▶ **Instruction**
In full and without deviation, write out the entries that follow.

====== Available records ======

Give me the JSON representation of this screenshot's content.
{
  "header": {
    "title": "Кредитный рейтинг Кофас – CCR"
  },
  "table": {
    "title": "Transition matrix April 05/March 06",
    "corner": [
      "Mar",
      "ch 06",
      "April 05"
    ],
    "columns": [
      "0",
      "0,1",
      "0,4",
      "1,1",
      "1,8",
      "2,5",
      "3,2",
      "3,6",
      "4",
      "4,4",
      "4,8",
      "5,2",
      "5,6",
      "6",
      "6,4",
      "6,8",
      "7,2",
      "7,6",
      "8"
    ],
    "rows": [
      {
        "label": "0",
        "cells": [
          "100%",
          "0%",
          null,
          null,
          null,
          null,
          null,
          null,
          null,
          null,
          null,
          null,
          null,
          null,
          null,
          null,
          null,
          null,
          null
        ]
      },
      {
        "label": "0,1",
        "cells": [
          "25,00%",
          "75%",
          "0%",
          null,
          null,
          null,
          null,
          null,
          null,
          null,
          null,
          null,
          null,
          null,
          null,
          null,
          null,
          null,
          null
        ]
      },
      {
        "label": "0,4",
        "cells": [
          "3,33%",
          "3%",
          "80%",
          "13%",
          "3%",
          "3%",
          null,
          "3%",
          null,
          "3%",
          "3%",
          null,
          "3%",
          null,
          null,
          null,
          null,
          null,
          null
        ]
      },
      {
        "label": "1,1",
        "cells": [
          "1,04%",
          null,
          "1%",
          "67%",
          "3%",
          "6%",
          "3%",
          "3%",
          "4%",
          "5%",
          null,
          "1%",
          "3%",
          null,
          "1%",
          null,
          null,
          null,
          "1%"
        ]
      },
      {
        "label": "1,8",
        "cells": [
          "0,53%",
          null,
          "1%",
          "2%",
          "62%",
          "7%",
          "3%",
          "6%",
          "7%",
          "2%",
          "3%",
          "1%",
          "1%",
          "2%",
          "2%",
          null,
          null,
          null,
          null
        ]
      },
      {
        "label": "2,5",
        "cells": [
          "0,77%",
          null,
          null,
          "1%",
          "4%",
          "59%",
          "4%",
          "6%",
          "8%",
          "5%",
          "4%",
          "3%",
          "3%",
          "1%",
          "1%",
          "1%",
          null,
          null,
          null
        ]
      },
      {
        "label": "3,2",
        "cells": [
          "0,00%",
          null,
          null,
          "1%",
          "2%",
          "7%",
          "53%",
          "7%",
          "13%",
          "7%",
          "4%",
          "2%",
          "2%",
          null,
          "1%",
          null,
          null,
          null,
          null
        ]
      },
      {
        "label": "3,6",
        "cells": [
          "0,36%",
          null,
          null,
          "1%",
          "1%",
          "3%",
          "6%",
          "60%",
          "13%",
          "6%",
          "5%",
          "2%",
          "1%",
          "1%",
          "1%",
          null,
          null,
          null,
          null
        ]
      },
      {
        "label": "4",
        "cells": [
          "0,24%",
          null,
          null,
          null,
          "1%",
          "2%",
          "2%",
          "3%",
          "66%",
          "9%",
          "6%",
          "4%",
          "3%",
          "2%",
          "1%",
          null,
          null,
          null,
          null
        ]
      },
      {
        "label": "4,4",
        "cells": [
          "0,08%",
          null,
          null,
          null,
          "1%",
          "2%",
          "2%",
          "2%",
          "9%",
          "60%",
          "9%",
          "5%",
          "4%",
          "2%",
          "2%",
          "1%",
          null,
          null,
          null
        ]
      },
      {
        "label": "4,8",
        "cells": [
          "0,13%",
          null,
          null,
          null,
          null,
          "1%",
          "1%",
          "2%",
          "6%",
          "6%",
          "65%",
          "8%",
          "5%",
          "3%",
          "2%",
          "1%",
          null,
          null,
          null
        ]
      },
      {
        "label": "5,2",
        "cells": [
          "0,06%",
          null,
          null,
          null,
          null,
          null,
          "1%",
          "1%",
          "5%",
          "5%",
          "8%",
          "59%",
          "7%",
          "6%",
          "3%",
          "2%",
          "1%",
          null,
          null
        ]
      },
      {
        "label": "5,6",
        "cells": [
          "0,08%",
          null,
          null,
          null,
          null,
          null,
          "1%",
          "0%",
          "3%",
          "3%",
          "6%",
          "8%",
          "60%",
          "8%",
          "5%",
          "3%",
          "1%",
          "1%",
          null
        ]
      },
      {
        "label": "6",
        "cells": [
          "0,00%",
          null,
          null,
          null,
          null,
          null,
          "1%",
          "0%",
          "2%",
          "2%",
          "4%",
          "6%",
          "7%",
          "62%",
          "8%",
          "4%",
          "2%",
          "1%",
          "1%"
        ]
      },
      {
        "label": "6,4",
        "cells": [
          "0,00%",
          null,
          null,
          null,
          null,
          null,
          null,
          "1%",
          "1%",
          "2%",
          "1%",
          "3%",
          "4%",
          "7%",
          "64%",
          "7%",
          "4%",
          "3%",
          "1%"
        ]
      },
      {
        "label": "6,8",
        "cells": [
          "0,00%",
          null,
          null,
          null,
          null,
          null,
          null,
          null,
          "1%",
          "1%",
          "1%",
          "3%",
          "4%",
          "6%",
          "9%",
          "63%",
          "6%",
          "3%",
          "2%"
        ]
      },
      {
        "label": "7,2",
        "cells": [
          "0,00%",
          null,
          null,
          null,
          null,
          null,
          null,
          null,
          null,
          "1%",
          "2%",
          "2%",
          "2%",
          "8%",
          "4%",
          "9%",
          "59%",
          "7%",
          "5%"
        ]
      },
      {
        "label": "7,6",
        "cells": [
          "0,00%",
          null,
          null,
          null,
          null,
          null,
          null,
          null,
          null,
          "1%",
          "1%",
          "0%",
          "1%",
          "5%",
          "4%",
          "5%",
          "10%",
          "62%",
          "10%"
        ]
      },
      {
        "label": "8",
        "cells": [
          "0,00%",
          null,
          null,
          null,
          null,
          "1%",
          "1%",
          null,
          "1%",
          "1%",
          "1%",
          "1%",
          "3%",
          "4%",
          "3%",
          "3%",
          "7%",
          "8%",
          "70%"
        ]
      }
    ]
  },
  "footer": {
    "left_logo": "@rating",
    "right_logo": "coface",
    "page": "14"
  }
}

======

▶ **Solution for this exercise**
Give me the JSON representation of this screenshot's content.
{
  "header": {
    "title": "Кредитный рейтинг Кофас – CCR"
  },
  "table": {
    "title": "Transition matrix April 05/March 06",
    "corner": [
      "Mar",
      "ch 06",
      "April 05"
    ],
    "columns": [
      "0",
      "0,1",
      "0,4",
      "1,1",
      "1,8",
      "2,5",
      "3,2",
      "3,6",
      "4",
      "4,4",
      "4,8",
      "5,2",
      "5,6",
      "6",
      "6,4",
      "6,8",
      "7,2",
      "7,6",
      "8"
    ],
    "rows": [
      {
        "label": "0",
        "cells": [
          "100%",
          "0%",
          null,
          null,
          null,
          null,
          null,
          null,
          null,
          null,
          null,
          null,
          null,
          null,
          null,
          null,
          null,
          null,
          null
        ]
      },
      {
        "label": "0,1",
        "cells": [
          "25,00%",
          "75%",
          "0%",
          null,
          null,
          null,
          null,
          null,
          null,
          null,
          null,
          null,
          null,
          null,
          null,
          null,
          null,
          null,
          null
        ]
      },
      {
        "label": "0,4",
        "cells": [
          "3,33%",
          "3%",
          "80%",
          "13%",
          "3%",
          "3%",
          null,
          "3%",
          null,
          "3%",
          "3%",
          null,
          "3%",
          null,
          null,
          null,
          null,
          null,
          null
        ]
      },
      {
        "label": "1,1",
        "cells": [
          "1,04%",
          null,
          "1%",
          "67%",
          "3%",
          "6%",
          "3%",
          "3%",
          "4%",
          "5%",
          null,
          "1%",
          "3%",
          null,
          "1%",
          null,
          null,
          null,
          "1%"
        ]
      },
      {
        "label": "1,8",
        "cells": [
          "0,53%",
          null,
          "1%",
          "2%",
          "62%",
          "7%",
          "3%",
          "6%",
          "7%",
          "2%",
          "3%",
          "1%",
          "1%",
          "2%",
          "2%",
          null,
          null,
          null,
          null
        ]
      },
      {
        "label": "2,5",
        "cells": [
          "0,77%",
          null,
          null,
          "1%",
          "4%",
          "59%",
          "4%",
          "6%",
          "8%",
          "5%",
          "4%",
          "3%",
          "3%",
          "1%",
          "1%",
          "1%",
          null,
          null,
          null
        ]
      },
      {
        "label": "3,2",
        "cells": [
          "0,00%",
          null,
          null,
          "1%",
          "2%",
          "7%",
          "53%",
          "7%",
          "13%",
          "7%",
          "4%",
          "2%",
          "2%",
          null,
          "1%",
          null,
          null,
          null,
          null
        ]
      },
      {
        "label": "3,6",
        "cells": [
          "0,36%",
          null,
          null,
          "1%",
          "1%",
          "3%",
          "6%",
          "60%",
          "13%",
          "6%",
          "5%",
          "2%",
          "1%",
          "1%",
          "1%",
          null,
          null,
          null,
          null
        ]
      },
      {
        "label": "4",
        "cells": [
          "0,24%",
          null,
          null,
          null,
          "1%",
          "2%",
          "2%",
          "3%",
          "66%",
          "9%",
          "6%",
          "4%",
          "3%",
          "2%",
          "1%",
          null,
          null,
          null,
          null
        ]
      },
      {
        "label": "4,4",
        "cells": [
          "0,08%",
          null,
          null,
          null,
          "1%",
          "2%",
          "2%",
          "2%",
          "9%",
          "60%",
          "9%",
          "5%",
          "4%",
          "2%",
          "2%",
          "1%",
          null,
          null,
          null
        ]
      },
      {
        "label": "4,8",
        "cells": [
          "0,13%",
          null,
          null,
          null,
          null,
          "1%",
          "1%",
          "2%",
          "6%",
          "6%",
          "65%",
          "8%",
          "5%",
          "3%",
          "2%",
          "1%",
          null,
          null,
          null
        ]
      },
      {
        "label": "5,2",
        "cells": [
          "0,06%",
          null,
          null,
          null,
          null,
          null,
          "1%",
          "1%",
          "5%",
          "5%",
          "8%",
          "59%",
          "7%",
          "6%",
          "3%",
          "2%",
          "1%",
          null,
          null
        ]
      },
      {
        "label": "5,6",
        "cells": [
          "0,08%",
          null,
          null,
          null,
          null,
          null,
          "1%",
          "0%",
          "3%",
          "3%",
          "6%",
          "8%",
          "60%",
          "8%",
          "5%",
          "3%",
          "1%",
          "1%",
          null
        ]
      },
      {
        "label": "6",
        "cells": [
          "0,00%",
          null,
          null,
          null,
          null,
          null,
          "1%",
          "0%",
          "2%",
          "2%",
          "4%",
          "6%",
          "7%",
          "62%",
          "8%",
          "4%",
          "2%",
          "1%",
          "1%"
        ]
      },
      {
        "label": "6,4",
        "cells": [
          "0,00%",
          null,
          null,
          null,
          null,
          null,
          null,
          "1%",
          "1%",
          "2%",
          "1%",
          "3%",
          "4%",
          "7%",
          "64%",
          "7%",
          "4%",
          "3%",
          "1%"
        ]
      },
      {
        "label": "6,8",
        "cells": [
          "0,00%",
          null,
          null,
          null,
          null,
          null,
          null,
          null,
          "1%",
          "1%",
          "1%",
          "3%",
          "4%",
          "6%",
          "9%",
          "63%",
          "6%",
          "3%",
          "2%"
        ]
      },
      {
        "label": "7,2",
        "cells": [
          "0,00%",
          null,
          null,
          null,
          null,
          null,
          null,
          null,
          null,
          "1%",
          "2%",
          "2%",
          "2%",
          "8%",
          "4%",
          "9%",
          "59%",
          "7%",
          "5%"
        ]
      },
      {
        "label": "7,6",
        "cells": [
          "0,00%",
          null,
          null,
          null,
          null,
          null,
          null,
          null,
          null,
          "1%",
          "1%",
          "0%",
          "1%",
          "5%",
          "4%",
          "5%",
          "10%",
          "62%",
          "10%"
        ]
      },
      {
        "label": "8",
        "cells": [
          "0,00%",
          null,
          null,
          null,
          null,
          "1%",
          "1%",
          null,
          "1%",
          "1%",
          "1%",
          "1%",
          "3%",
          "4%",
          "3%",
          "3%",
          "7%",
          "8%",
          "70%"
        ]
      }
    ]
  },
  "footer": {
    "left_logo": "@rating",
    "right_logo": "coface",
    "page": "14"
  }
}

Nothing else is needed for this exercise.